Texto de leitura:
---------------

A Portaria PRG 004, emitida em 30 de novembro de 2023 pelo pró-reitor adjunto Marcos Garcia Neira, no exercício da Pró-Reitoria de Graduação (PRG), instaurou processo administrativo disciplinar (PAD) contra cinco estudantes acusados de “apologia ao ódio”, três dos quais são alunos do Curso de Ciências Moleculares (vinculado à PRG), e outros dois participam do grupo denominado “Estudantes em Solidariedade ao Povo Palestino” (ESPP).

De acordo com a portaria, caso as condutas investigadas sejam “apuradas verdadeiras”, os estudantes estarão sujeitos a penas de suspensão ou até mesmo de expulsão da universidade, com base no Regimento Disciplinar da universidade, conforme legislação remanescente da Ditadura Militar (decreto-lei 52.906/1972).

A representação contra os estudantes que deu origem ao PAD teria sido encaminhada por uma docente que integra a Comissão de Graduação (CG) do Curso de Ciências Moleculares. A CG é presidida pelo pró-reitor de Graduação, Aluisio Augusto Cotrim Segurado. Um indicativo de motivação política da Reitoria é que não houve sindicância antes do PAD.

O Diretório Central dos Estudantes (DCE-Livre “Alexandre Vanucchi Leme”) vem denunciando o episódio de perseguição, que atribui a “uma fala [realizada] em assembleia durante a greve do curso de Ciências Moleculares”, em 2023, que ensejou acusações de “antissemitismo” aos participantes do ESPP. Depois disso, a professora endereçou carta à coordenação do curso, pedindo a expulsão de estudantes. Porém, das sete acusações elencadas na carta, apenas duas se referem ao suposto “antissemitismo”, e as demais remetem à organização da greve de 2023 ou a outras questões.

“Trata-se, na realidade, de uma perseguição política advinda da prática de silenciamento sionista que também se coloca contra o direito de greve dos estudantes. Este é mais um ataque à liberdade política dos estudantes, que, no caso dos estudantes de Ciências Moleculares, já foram sancionados de forma autoritária pela USP por manifestar-se dentro do Inova em 2023”, diz o DCE-Livre, que aponta vínculos entre a universidade e suas congêneres israelenses, inclusive “espaço físico dedicado a Israel” na Agência USP de Cooperação Acadêmica Nacional e Internacional (Aucani).

---------------

Conjunto de tarefas:
1. Transcreva literalmente o trecho do texto sobre o processo disciplinar contra estudantes da USP que começa em "De acordo com" e termina em "Militar (decreto-lei 52.906/1972).".
2. Dê continuidade ao texto sobre o processo disciplinar aberto contra estudantes da USP, começando logo após sua última frase.

---------------

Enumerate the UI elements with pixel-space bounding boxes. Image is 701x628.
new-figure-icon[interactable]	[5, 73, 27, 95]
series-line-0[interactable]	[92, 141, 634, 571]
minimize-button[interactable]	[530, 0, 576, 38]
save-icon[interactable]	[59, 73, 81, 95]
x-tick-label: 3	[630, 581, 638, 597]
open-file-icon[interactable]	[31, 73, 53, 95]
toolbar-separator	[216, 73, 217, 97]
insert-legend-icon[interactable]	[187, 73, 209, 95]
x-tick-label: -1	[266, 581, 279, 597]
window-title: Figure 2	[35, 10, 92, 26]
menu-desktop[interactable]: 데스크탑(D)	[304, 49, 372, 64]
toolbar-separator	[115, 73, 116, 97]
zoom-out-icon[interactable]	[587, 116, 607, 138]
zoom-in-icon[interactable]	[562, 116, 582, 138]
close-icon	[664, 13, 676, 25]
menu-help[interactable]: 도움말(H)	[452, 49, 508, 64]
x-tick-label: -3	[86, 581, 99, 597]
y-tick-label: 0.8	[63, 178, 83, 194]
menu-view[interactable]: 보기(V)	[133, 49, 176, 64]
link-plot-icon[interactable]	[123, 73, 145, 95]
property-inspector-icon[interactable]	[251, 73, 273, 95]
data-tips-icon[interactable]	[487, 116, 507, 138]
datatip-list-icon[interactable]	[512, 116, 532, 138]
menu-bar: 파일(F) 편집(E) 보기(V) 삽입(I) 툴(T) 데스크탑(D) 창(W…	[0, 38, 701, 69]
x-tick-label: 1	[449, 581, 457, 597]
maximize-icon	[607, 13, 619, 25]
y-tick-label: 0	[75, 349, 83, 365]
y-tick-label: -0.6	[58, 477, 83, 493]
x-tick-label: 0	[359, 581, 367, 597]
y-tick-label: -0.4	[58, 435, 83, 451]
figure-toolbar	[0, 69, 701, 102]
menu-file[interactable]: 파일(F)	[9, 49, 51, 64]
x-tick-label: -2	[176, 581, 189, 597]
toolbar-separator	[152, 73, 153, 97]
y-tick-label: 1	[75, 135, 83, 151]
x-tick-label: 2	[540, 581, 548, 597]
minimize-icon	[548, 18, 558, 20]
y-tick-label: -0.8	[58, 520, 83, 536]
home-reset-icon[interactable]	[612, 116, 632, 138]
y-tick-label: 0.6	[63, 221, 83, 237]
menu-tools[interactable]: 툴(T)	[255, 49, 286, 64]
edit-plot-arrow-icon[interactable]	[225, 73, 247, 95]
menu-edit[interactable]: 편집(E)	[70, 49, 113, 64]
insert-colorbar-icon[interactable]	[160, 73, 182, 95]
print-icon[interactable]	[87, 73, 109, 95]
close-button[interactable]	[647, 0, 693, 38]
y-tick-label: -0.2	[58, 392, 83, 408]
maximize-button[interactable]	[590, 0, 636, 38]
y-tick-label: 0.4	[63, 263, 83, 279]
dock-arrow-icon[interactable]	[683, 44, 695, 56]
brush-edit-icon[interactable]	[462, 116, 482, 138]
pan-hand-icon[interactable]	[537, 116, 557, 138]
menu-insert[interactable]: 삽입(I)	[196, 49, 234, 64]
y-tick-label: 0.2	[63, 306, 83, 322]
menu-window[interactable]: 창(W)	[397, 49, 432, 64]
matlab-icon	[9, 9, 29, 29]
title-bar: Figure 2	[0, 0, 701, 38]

---------------

Respostas do exercício:
1.
De acordo com a portaria, caso as condutas investigadas sejam “apuradas verdadeiras”, os estudantes estarão sujeitos a penas de suspensão ou até mesmo de expulsão da universidade, com base no Regimento Disciplinar da universidade, conforme legislação remanescente da Ditadura Militar (decreto-lei 52.906/1972).

2.
Além do convênio com o Consulado Geral de Israel em torno do “Israel Corner” montado no Centro Intercultural Internacional (CII) da agência, a Aucani tem seis convênios com instituições israelenses: um com a Universidade de Haifa, dois com a Universidade Ariel e três com a Universidade Hebraica.

“Os dois últimos reitores, em momentos diferentes, já declararam que Israel é um parceiro estratégico da USP e buscaram formar mais vínculos, mesmo sabendo que várias das universidades com as quais a USP já fez parceria estão envolvidas ativamente na ocupação do território palestino e no genocídio”, disse ao Informativo Adusp Online uma fonte familiarizada com o conflito no curso de Ciências Moleculares e que prefere não ser identificada.

“A Universidade de Tel Aviv, por exemplo, através do Instituto de Estudos de Segurança Nacional, trabalha em tecnologia militar posteriormente aplicada nas ocupações, e a Universidade Hebraica adquire ilegalmente porções de terra em Jerusalém, contrariamente às resoluções da ONU, que tornam ilegal a anexação de Jerusalém”, acrescenta ela. “Não é por acaso que em pelo menos dois documentos da acusação surge o argumento de que os alunos em questão devem ser expulsos para ‘não prejudicar convênios com universidades israelenses’”.

As primeiras oitivas do PAD foram realizadas em 28/2. A Comissão Processante nomeada por Neira é constituída por Gustavo Ferraz de Campos Monaco, professor da Faculdade de Direito (FD) e ex-procurador-geral da USP (gestão J.G. Rodas), que a presidirá; José Ricardo de Carvalho Mesquita Aires, professor da Faculdade de Medicina (FM) e ex-pró-reitor adjunto de Cultura e Extensão Universitária (gestão M.A. Zago); e Ianni Régia Scarcelli, professora do Instituto de Psicologia (IP).

“Esperamos que os estudantes não sejam punidos, menos ainda com base em legislação ditatorial que deveria ter sido revogada há muito tempo. No ano em que se completam 60 anos do golpe militar, esperamos que finalmente esse regimento caia!”, declarou ao Informativo Adusp Online a professora Michele Schultz, presidenta da Adusp. “Seria uma forma de apontar para alguma reparação. O uso desse instrumento, ao contrário, reafirmaria uma política persecutória. As e os estudantes estavam simplesmente exercendo sua liberdade de manifestação e expressão”, completou ela.